### PROMPT:
Give back every line exactly as it appears, pictures excluded.

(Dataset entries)
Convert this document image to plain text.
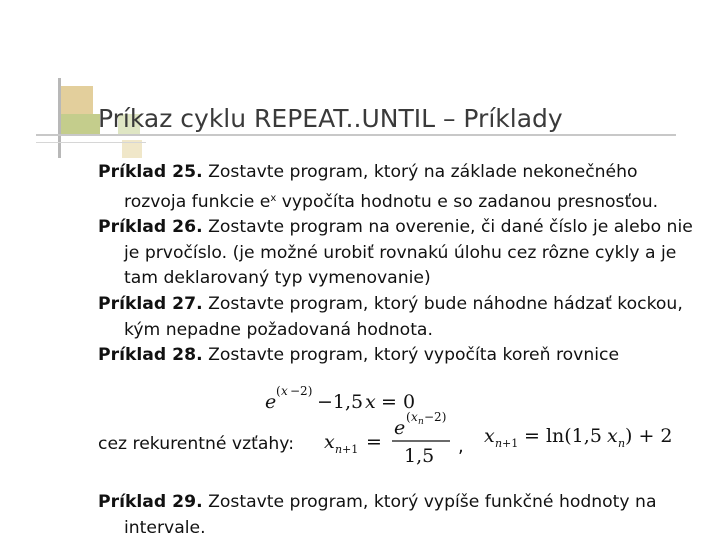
Príkaz cyklu REPEAT..UNTIL – Príklady

Príklad 25. Zostavte program, ktorý na základe nekonečného rozvoja funkcie $e^x$ vypočíta hodnotu e so zadanou presnosťou.

Príklad 26. Zostavte program na overenie, či dané číslo je alebo nie je prvočíslo. (je možné urobiť rovnakú úlohu cez rôzne cykly a je tam deklarovaný typ vymenovanie)

Príklad 27. Zostavte program, ktorý bude náhodne hádzať kockou, kým nepadne požadovaná hodnota.

Príklad 28. Zostavte program, ktorý vypočíta koreň rovnice

e ( x −2) −1,5 x = 0
cez rekurentné vzťahy: x n +1 =
e ( x n −2)
1,5 , x n +1 = ln(1,5 x n ) + 2

Príklad 29. Zostavte program, ktorý vypíše funkčné hodnoty na intervale.
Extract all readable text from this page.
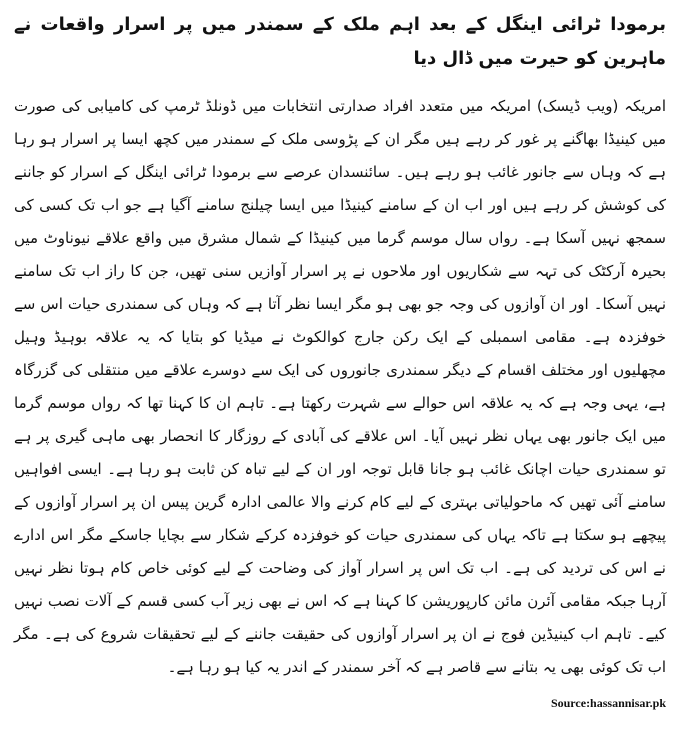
برمودا ٹرائی اینگل کے بعد اہم ملک کے سمندر میں پر اسرار واقعات نے ماہرین کو حیرت میں ڈال دیا

امریکہ (ویب ڈیسک) امریکہ میں متعدد افراد صدارتی انتخابات میں ڈونلڈ ٹرمپ کی کامیابی کی صورت میں کینیڈا بھاگنے پر غور کر رہے ہیں مگر ان کے پڑوسی ملک کے سمندر میں کچھ ایسا پر اسرار ہو رہا ہے کہ وہاں سے جانور غائب ہو رہے ہیں۔ سائنسدان عرصے سے برمودا ٹرائی اینگل کے اسرار کو جاننے کی کوشش کر رہے ہیں اور اب ان کے سامنے کینیڈا میں ایسا چیلنج سامنے آگیا ہے جو اب تک کسی کی سمجھ نہیں آسکا ہے۔ رواں سال موسم گرما میں کینیڈا کے شمال مشرق میں واقع علاقے نیوناوٹ میں بحیرہ آرکٹک کی تہہ سے شکاریوں اور ملاحوں نے پر اسرار آوازیں سنی تھیں، جن کا راز اب تک سامنے نہیں آسکا۔ اور ان آوازوں کی وجہ جو بھی ہو مگر ایسا نظر آتا ہے کہ وہاں کی سمندری حیات اس سے خوفزدہ ہے۔ مقامی اسمبلی کے ایک رکن جارج کوالکوٹ نے میڈیا کو بتایا کہ یہ علاقہ بوہیڈ وہیل مچھلیوں اور مختلف اقسام کے دیگر سمندری جانوروں کی ایک سے دوسرے علاقے میں منتقلی کی گزرگاہ ہے، یہی وجہ ہے کہ یہ علاقہ اس حوالے سے شہرت رکھتا ہے۔ تاہم ان کا کہنا تھا کہ رواں موسم گرما میں ایک جانور بھی یہاں نظر نہیں آیا۔ اس علاقے کی آبادی کے روزگار کا انحصار بھی ماہی گیری پر ہے تو سمندری حیات اچانک غائب ہو جانا قابل توجہ اور ان کے لیے تباہ کن ثابت ہو رہا ہے۔ ایسی افواہیں سامنے آئی تھیں کہ ماحولیاتی بہتری کے لیے کام کرنے والا عالمی ادارہ گرین پیس ان پر اسرار آوازوں کے پیچھے ہو سکتا ہے تاکہ یہاں کی سمندری حیات کو خوفزدہ کرکے شکار سے بچایا جاسکے مگر اس ادارے نے اس کی تردید کی ہے۔ اب تک اس پر اسرار آواز کی وضاحت کے لیے کوئی خاص کام ہوتا نظر نہیں آرہا جبکہ مقامی آئرن مائن کارپوریشن کا کہنا ہے کہ اس نے بھی زیر آب کسی قسم کے آلات نصب نہیں کیے۔ تاہم اب کینیڈین فوج نے ان پر اسرار آوازوں کی حقیقت جاننے کے لیے تحقیقات شروع کی ہے۔ مگر اب تک کوئی بھی یہ بتانے سے قاصر ہے کہ آخر سمندر کے اندر یہ کیا ہو رہا ہے۔

Source:hassannisar.pk
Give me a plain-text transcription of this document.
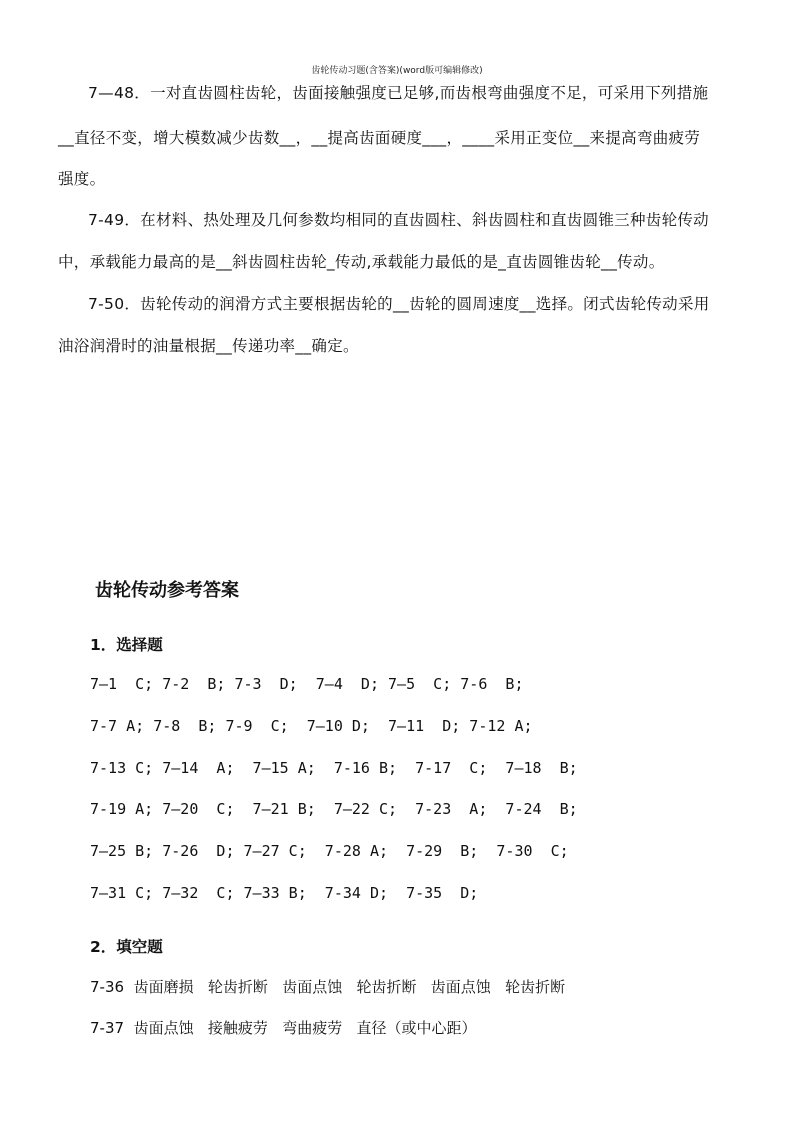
齿轮传动习题(含答案)(word版可编辑修改)

7—48．一对直齿圆柱齿轮，齿面接触强度已足够,而齿根弯曲强度不足，可采用下列措施

__直径不变，增大模数减少齿数__，__提高齿面硬度___，____采用正变位__来提高弯曲疲劳

强度。

7-49．在材料、热处理及几何参数均相同的直齿圆柱、斜齿圆柱和直齿圆锥三种齿轮传动

中，承载能力最高的是__斜齿圆柱齿轮_传动,承载能力最低的是_直齿圆锥齿轮__传动。

7-50．齿轮传动的润滑方式主要根据齿轮的__齿轮的圆周速度__选择。闭式齿轮传动采用

油浴润滑时的油量根据__传递功率__确定。

齿轮传动参考答案
1．选择题
7—1  C; 7-2  B; 7-3  D;  7—4  D; 7—5  C; 7-6  B;
7-7 A; 7-8  B; 7-9  C;  7—10 D;  7—11  D; 7-12 A;
7-13 C; 7—14  A;  7—15 A;  7-16 B;  7-17  C;  7—18  B;
7-19 A; 7—20  C;  7—21 B;  7—22 C;  7-23  A;  7-24  B;
7—25 B; 7-26  D; 7—27 C;  7-28 A;  7-29  B;  7-30  C;
7—31 C; 7—32  C; 7—33 B;  7-34 D;  7-35  D;
2．填空题
7-36  齿面磨损   轮齿折断   齿面点蚀   轮齿折断   齿面点蚀   轮齿折断
7-37  齿面点蚀   接触疲劳   弯曲疲劳   直径（或中心距）
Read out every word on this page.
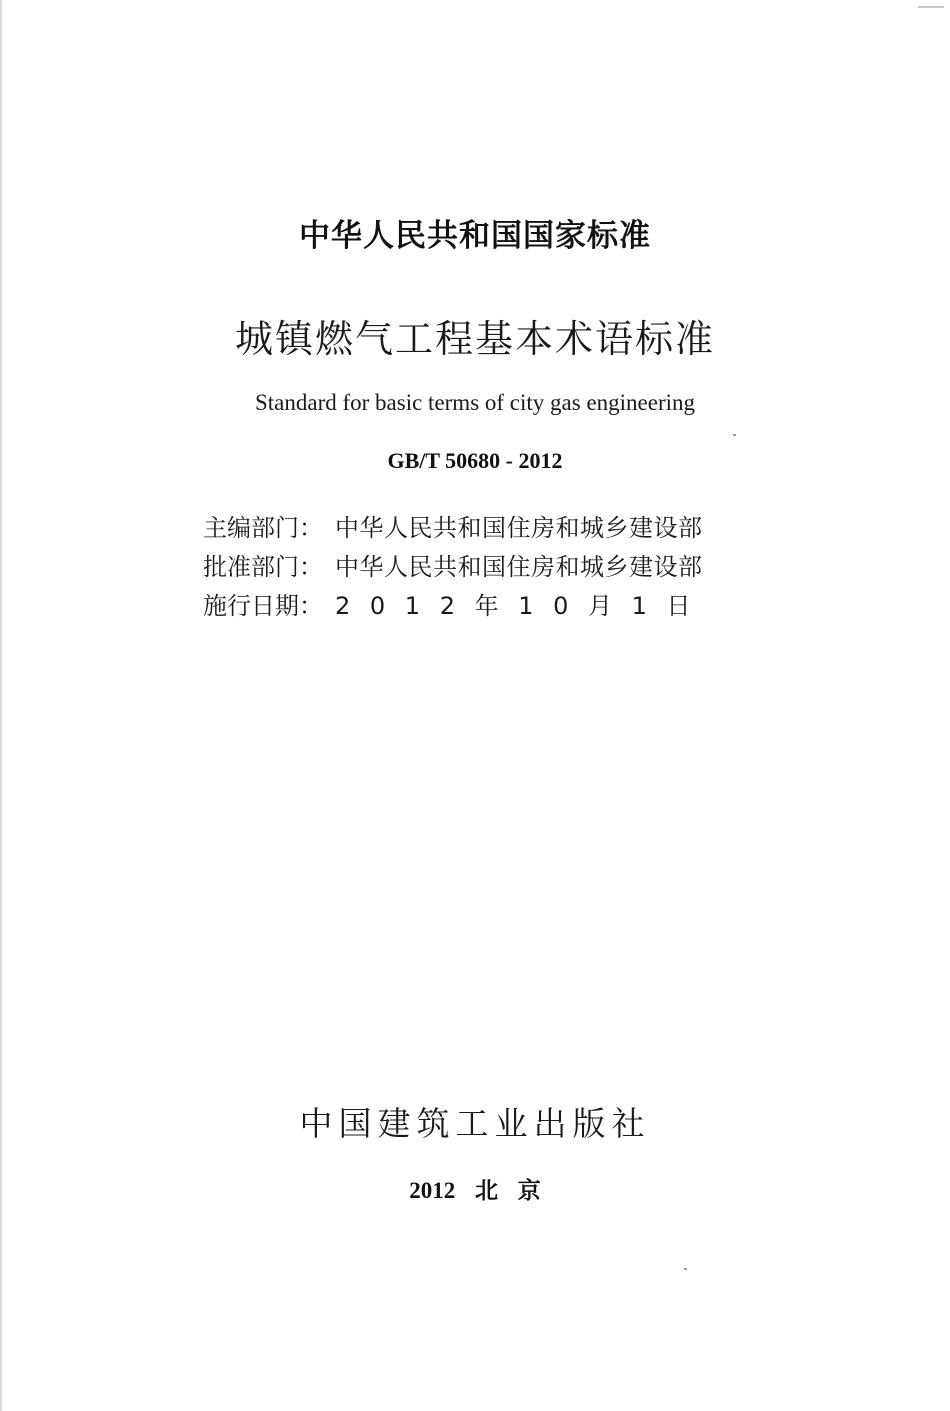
中华人民共和国国家标准
城镇燃气工程基本术语标准
Standard for basic terms of city gas engineering
GB/T 50680 - 2012
主编部门： 中华人民共和国住房和城乡建设部
批准部门： 中华人民共和国住房和城乡建设部
施行日期： 2 0 1 2 年 1 0 月 1 日
中国建筑工业出版社
2012 北 京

### WRITTEN ANSWER:
Convert this document image to plain text.
Príkaz cyklu REPEAT..UNTIL – Príklady

Príklad 25. Zostavte program, ktorý na základe nekonečného rozvoja funkcie $e^x$ vypočíta hodnotu e so zadanou presnosťou.

Príklad 26. Zostavte program na overenie, či dané číslo je alebo nie je prvočíslo. (je možné urobiť rovnakú úlohu cez rôzne cykly a je tam deklarovaný typ vymenovanie)

Príklad 27. Zostavte program, ktorý bude náhodne hádzať kockou, kým nepadne požadovaná hodnota.

Príklad 28. Zostavte program, ktorý vypočíta koreň rovnice

e ( x −2) −1,5 x = 0
cez rekurentné vzťahy: x n +1 =
e ( x n −2)
1,5 , x n +1 = ln(1,5 x n ) + 2

Príklad 29. Zostavte program, ktorý vypíše funkčné hodnoty na intervale.
Extract all readable text from this page.
برمودا ٹرائی اینگل کے بعد اہم ملک کے سمندر میں پر اسرار واقعات نے ماہرین کو حیرت میں ڈال دیا

امریکہ (ویب ڈیسک) امریکہ میں متعدد افراد صدارتی انتخابات میں ڈونلڈ ٹرمپ کی کامیابی کی صورت میں کینیڈا بھاگنے پر غور کر رہے ہیں مگر ان کے پڑوسی ملک کے سمندر میں کچھ ایسا پر اسرار ہو رہا ہے کہ وہاں سے جانور غائب ہو رہے ہیں۔ سائنسدان عرصے سے برمودا ٹرائی اینگل کے اسرار کو جاننے کی کوشش کر رہے ہیں اور اب ان کے سامنے کینیڈا میں ایسا چیلنج سامنے آگیا ہے جو اب تک کسی کی سمجھ نہیں آسکا ہے۔ رواں سال موسم گرما میں کینیڈا کے شمال مشرق میں واقع علاقے نیوناوٹ میں بحیرہ آرکٹک کی تہہ سے شکاریوں اور ملاحوں نے پر اسرار آوازیں سنی تھیں، جن کا راز اب تک سامنے نہیں آسکا۔ اور ان آوازوں کی وجہ جو بھی ہو مگر ایسا نظر آتا ہے کہ وہاں کی سمندری حیات اس سے خوفزدہ ہے۔ مقامی اسمبلی کے ایک رکن جارج کوالکوٹ نے میڈیا کو بتایا کہ یہ علاقہ بوہیڈ وہیل مچھلیوں اور مختلف اقسام کے دیگر سمندری جانوروں کی ایک سے دوسرے علاقے میں منتقلی کی گزرگاہ ہے، یہی وجہ ہے کہ یہ علاقہ اس حوالے سے شہرت رکھتا ہے۔ تاہم ان کا کہنا تھا کہ رواں موسم گرما میں ایک جانور بھی یہاں نظر نہیں آیا۔ اس علاقے کی آبادی کے روزگار کا انحصار بھی ماہی گیری پر ہے تو سمندری حیات اچانک غائب ہو جانا قابل توجہ اور ان کے لیے تباہ کن ثابت ہو رہا ہے۔ ایسی افواہیں سامنے آئی تھیں کہ ماحولیاتی بہتری کے لیے کام کرنے والا عالمی ادارہ گرین پیس ان پر اسرار آوازوں کے پیچھے ہو سکتا ہے تاکہ یہاں کی سمندری حیات کو خوفزدہ کرکے شکار سے بچایا جاسکے مگر اس ادارے نے اس کی تردید کی ہے۔ اب تک اس پر اسرار آواز کی وضاحت کے لیے کوئی خاص کام ہوتا نظر نہیں آرہا جبکہ مقامی آئرن مائن کارپوریشن کا کہنا ہے کہ اس نے بھی زیر آب کسی قسم کے آلات نصب نہیں کیے۔ تاہم اب کینیڈین فوج نے ان پر اسرار آوازوں کی حقیقت جاننے کے لیے تحقیقات شروع کی ہے۔ مگر اب تک کوئی بھی یہ بتانے سے قاصر ہے کہ آخر سمندر کے اندر یہ کیا ہو رہا ہے۔

Source:hassannisar.pk
Give me a plain-text transcription of this document.
齿轮传动习题(含答案)(word版可编辑修改)

7—48．一对直齿圆柱齿轮，齿面接触强度已足够,而齿根弯曲强度不足，可采用下列措施

__直径不变，增大模数减少齿数__，__提高齿面硬度___，____采用正变位__来提高弯曲疲劳

强度。

7-49．在材料、热处理及几何参数均相同的直齿圆柱、斜齿圆柱和直齿圆锥三种齿轮传动

中，承载能力最高的是__斜齿圆柱齿轮_传动,承载能力最低的是_直齿圆锥齿轮__传动。

7-50．齿轮传动的润滑方式主要根据齿轮的__齿轮的圆周速度__选择。闭式齿轮传动采用

油浴润滑时的油量根据__传递功率__确定。

齿轮传动参考答案
1．选择题
7—1  C; 7-2  B; 7-3  D;  7—4  D; 7—5  C; 7-6  B;
7-7 A; 7-8  B; 7-9  C;  7—10 D;  7—11  D; 7-12 A;
7-13 C; 7—14  A;  7—15 A;  7-16 B;  7-17  C;  7—18  B;
7-19 A; 7—20  C;  7—21 B;  7—22 C;  7-23  A;  7-24  B;
7—25 B; 7-26  D; 7—27 C;  7-28 A;  7-29  B;  7-30  C;
7—31 C; 7—32  C; 7—33 B;  7-34 D;  7-35  D;
2．填空题
7-36  齿面磨损   轮齿折断   齿面点蚀   轮齿折断   齿面点蚀   轮齿折断
7-37  齿面点蚀   接触疲劳   弯曲疲劳   直径（或中心距）
Read out every word on this page.
中华人民共和国国家标准
城镇燃气工程基本术语标准
Standard for basic terms of city gas engineering
GB/T 50680 - 2012
主编部门： 中华人民共和国住房和城乡建设部
批准部门： 中华人民共和国住房和城乡建设部
施行日期： 2 0 1 2 年 1 0 月 1 日
中国建筑工业出版社
2012 北 京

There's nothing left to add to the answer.